* **Records supplied**:
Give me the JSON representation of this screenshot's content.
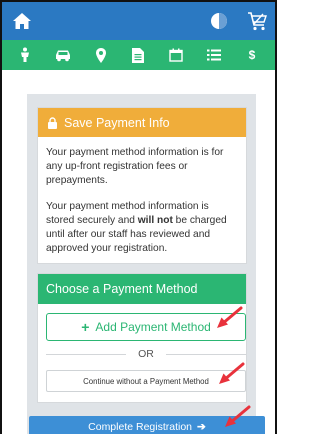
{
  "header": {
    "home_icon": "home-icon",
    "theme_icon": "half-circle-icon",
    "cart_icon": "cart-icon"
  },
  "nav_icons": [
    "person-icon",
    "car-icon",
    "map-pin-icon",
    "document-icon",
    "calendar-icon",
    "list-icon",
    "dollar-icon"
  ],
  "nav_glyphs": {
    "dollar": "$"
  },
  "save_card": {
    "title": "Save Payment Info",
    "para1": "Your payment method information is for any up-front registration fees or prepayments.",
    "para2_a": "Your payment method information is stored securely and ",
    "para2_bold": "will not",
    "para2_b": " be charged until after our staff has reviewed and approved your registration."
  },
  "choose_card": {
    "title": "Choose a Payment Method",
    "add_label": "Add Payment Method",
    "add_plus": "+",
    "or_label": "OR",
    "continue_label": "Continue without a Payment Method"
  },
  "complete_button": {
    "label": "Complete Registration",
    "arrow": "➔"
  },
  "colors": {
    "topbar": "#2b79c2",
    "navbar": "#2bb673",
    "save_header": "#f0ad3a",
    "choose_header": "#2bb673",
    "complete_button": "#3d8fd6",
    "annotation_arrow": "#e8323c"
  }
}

* **Direction**: Your task is to retype all the entries exactly and leave out any pictures.

* **Result for this task**:
Give me the JSON representation of this screenshot's content.
{
  "header": {
    "home_icon": "home-icon",
    "theme_icon": "half-circle-icon",
    "cart_icon": "cart-icon"
  },
  "nav_icons": [
    "person-icon",
    "car-icon",
    "map-pin-icon",
    "document-icon",
    "calendar-icon",
    "list-icon",
    "dollar-icon"
  ],
  "nav_glyphs": {
    "dollar": "$"
  },
  "save_card": {
    "title": "Save Payment Info",
    "para1": "Your payment method information is for any up-front registration fees or prepayments.",
    "para2_a": "Your payment method information is stored securely and ",
    "para2_bold": "will not",
    "para2_b": " be charged until after our staff has reviewed and approved your registration."
  },
  "choose_card": {
    "title": "Choose a Payment Method",
    "add_label": "Add Payment Method",
    "add_plus": "+",
    "or_label": "OR",
    "continue_label": "Continue without a Payment Method"
  },
  "complete_button": {
    "label": "Complete Registration",
    "arrow": "➔"
  },
  "colors": {
    "topbar": "#2b79c2",
    "navbar": "#2bb673",
    "save_header": "#f0ad3a",
    "choose_header": "#2bb673",
    "complete_button": "#3d8fd6",
    "annotation_arrow": "#e8323c"
  }
}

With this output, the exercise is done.